**ACTION ITEM**
A complete answer includes every line below with the word "subterrànies".

**RECORDS TO USE**
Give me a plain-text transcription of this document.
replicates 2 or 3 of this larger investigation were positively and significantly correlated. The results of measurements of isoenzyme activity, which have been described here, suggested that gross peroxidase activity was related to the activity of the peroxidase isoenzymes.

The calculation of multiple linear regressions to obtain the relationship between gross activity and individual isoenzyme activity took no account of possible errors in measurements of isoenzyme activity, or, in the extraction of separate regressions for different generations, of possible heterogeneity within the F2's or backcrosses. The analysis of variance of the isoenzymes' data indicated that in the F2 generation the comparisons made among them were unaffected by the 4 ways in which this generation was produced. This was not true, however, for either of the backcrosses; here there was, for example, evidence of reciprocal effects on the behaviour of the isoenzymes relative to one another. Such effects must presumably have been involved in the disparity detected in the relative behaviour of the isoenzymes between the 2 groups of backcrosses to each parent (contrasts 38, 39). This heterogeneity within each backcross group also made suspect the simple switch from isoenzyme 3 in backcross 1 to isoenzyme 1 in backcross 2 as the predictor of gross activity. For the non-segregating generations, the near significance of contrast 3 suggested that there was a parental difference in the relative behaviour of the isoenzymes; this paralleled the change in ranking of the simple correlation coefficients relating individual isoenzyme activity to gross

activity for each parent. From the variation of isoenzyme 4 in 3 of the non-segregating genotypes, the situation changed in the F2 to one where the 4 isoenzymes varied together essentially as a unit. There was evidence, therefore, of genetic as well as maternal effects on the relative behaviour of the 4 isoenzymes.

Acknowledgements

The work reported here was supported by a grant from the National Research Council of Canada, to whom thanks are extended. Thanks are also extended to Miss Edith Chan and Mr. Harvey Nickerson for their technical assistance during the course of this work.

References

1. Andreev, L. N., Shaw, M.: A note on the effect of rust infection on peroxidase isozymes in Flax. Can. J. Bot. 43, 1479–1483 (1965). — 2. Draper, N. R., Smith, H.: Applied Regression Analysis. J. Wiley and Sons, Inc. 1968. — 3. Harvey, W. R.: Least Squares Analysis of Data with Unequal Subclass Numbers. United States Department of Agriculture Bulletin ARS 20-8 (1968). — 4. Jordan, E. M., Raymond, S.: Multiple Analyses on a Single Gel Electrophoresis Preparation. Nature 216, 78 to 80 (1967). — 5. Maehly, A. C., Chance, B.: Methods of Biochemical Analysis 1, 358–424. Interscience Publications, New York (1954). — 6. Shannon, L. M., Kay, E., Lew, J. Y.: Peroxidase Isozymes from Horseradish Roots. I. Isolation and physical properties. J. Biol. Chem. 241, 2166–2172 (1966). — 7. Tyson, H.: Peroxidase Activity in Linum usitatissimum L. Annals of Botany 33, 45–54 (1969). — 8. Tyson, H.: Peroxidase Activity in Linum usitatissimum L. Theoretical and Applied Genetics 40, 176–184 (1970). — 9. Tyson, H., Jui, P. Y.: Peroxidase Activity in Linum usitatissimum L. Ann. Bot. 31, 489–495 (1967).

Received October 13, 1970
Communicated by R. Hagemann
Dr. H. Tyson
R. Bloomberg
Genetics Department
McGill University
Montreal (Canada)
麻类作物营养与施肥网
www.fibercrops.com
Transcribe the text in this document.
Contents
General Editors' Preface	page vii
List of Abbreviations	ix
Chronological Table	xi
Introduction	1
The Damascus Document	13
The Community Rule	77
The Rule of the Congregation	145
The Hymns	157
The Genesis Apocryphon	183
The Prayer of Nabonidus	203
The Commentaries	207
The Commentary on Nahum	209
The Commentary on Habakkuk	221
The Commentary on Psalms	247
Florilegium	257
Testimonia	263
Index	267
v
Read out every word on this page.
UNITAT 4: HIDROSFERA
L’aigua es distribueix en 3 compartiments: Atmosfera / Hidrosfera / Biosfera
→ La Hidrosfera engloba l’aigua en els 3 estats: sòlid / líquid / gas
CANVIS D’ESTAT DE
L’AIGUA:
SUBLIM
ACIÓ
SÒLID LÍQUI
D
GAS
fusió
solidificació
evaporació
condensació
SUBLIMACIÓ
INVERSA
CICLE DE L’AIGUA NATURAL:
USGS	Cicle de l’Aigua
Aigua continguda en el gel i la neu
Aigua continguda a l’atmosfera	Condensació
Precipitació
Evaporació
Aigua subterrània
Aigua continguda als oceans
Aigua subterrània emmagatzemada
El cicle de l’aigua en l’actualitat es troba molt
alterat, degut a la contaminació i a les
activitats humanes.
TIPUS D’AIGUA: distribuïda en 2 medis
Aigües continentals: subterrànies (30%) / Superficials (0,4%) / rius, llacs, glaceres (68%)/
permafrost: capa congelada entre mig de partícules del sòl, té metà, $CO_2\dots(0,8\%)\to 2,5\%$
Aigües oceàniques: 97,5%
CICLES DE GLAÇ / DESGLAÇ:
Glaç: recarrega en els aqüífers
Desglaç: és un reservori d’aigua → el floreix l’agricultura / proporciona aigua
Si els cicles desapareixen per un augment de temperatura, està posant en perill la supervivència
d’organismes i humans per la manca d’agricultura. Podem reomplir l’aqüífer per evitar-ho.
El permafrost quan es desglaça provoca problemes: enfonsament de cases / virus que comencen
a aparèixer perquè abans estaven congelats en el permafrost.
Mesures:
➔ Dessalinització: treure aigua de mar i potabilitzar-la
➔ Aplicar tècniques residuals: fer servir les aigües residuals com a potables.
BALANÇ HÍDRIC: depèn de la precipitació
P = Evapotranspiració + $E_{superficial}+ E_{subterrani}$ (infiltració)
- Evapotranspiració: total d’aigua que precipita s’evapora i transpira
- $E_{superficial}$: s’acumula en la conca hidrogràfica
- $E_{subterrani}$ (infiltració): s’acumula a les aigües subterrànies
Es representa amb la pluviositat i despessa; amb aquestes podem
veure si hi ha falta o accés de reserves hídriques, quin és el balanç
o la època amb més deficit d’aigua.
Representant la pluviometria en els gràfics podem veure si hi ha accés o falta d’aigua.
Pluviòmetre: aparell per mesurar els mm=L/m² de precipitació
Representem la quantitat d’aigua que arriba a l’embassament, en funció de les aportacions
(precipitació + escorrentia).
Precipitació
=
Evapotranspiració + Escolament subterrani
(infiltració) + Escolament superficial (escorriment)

**ANSWER BOX**
Aigües continentals: subterrànies (30%) / Superficials (0,4%) / rius, llacs, glaceres (68%)/
- $E_{subterrani}$ (infiltració): s’acumula a les aigües subterrànies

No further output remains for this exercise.